EXERCISE REQUIREMENTS: Look through the material below and count the lines with the string "Bills". Report only the count.

RECORDS:
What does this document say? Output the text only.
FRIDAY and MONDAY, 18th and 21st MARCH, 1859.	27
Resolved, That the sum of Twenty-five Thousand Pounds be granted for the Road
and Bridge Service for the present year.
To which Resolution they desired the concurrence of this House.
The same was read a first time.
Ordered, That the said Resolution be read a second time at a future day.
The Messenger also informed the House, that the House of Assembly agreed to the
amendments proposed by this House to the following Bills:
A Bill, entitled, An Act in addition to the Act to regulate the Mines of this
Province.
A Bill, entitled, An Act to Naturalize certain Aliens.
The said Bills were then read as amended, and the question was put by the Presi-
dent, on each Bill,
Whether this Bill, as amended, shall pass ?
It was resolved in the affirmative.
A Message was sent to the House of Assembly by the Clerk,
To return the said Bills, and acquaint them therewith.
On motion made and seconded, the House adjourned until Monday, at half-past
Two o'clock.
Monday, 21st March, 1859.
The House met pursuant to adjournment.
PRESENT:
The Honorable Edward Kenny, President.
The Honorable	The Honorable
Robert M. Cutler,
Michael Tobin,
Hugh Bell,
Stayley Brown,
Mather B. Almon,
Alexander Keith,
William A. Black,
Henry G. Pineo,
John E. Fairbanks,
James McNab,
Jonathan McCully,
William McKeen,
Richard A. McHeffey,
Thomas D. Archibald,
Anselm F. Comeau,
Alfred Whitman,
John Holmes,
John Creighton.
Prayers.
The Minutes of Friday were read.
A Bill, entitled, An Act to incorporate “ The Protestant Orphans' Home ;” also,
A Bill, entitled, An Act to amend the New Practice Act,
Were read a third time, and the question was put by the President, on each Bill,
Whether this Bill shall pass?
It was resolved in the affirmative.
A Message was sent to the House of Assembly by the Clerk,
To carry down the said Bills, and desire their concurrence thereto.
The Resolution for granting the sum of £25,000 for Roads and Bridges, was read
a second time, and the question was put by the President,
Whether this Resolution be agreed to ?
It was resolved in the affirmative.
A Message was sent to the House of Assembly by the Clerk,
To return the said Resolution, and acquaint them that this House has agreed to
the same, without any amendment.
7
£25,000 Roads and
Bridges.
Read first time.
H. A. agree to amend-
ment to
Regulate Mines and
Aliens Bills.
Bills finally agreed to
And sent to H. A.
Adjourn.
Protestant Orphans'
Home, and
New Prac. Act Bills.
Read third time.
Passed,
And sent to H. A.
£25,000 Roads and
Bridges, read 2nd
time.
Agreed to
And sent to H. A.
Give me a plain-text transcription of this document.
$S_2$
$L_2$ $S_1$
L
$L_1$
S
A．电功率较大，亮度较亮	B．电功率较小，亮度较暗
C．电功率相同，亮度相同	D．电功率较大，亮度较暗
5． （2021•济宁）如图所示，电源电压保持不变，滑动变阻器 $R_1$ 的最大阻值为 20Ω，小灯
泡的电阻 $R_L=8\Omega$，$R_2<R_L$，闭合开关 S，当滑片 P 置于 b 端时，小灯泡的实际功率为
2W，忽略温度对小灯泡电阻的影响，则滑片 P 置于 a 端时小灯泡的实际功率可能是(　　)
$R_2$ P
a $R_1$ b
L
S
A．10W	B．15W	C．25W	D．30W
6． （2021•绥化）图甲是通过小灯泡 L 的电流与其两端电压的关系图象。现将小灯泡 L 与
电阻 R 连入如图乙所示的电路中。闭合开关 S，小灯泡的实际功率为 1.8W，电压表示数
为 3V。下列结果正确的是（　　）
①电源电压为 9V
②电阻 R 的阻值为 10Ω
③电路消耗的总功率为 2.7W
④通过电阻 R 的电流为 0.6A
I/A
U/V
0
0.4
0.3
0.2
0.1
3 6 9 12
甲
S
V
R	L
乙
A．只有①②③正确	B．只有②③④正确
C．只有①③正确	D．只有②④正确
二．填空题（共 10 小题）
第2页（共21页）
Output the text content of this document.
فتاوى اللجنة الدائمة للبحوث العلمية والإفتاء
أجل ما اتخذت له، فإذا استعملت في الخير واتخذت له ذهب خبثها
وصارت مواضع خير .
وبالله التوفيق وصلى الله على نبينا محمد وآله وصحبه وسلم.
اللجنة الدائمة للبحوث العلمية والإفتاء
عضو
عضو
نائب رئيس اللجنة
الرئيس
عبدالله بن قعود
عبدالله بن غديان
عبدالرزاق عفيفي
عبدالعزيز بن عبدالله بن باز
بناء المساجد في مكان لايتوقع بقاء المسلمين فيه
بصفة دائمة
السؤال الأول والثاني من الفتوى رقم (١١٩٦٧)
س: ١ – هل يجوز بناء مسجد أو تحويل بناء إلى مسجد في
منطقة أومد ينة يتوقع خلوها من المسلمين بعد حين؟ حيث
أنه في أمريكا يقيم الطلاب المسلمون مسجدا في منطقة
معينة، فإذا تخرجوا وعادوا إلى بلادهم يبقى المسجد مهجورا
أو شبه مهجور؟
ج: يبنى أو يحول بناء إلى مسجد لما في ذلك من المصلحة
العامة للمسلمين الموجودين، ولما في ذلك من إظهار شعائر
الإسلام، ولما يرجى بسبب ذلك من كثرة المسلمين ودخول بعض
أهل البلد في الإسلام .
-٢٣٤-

RESULT OF THE TASK: 7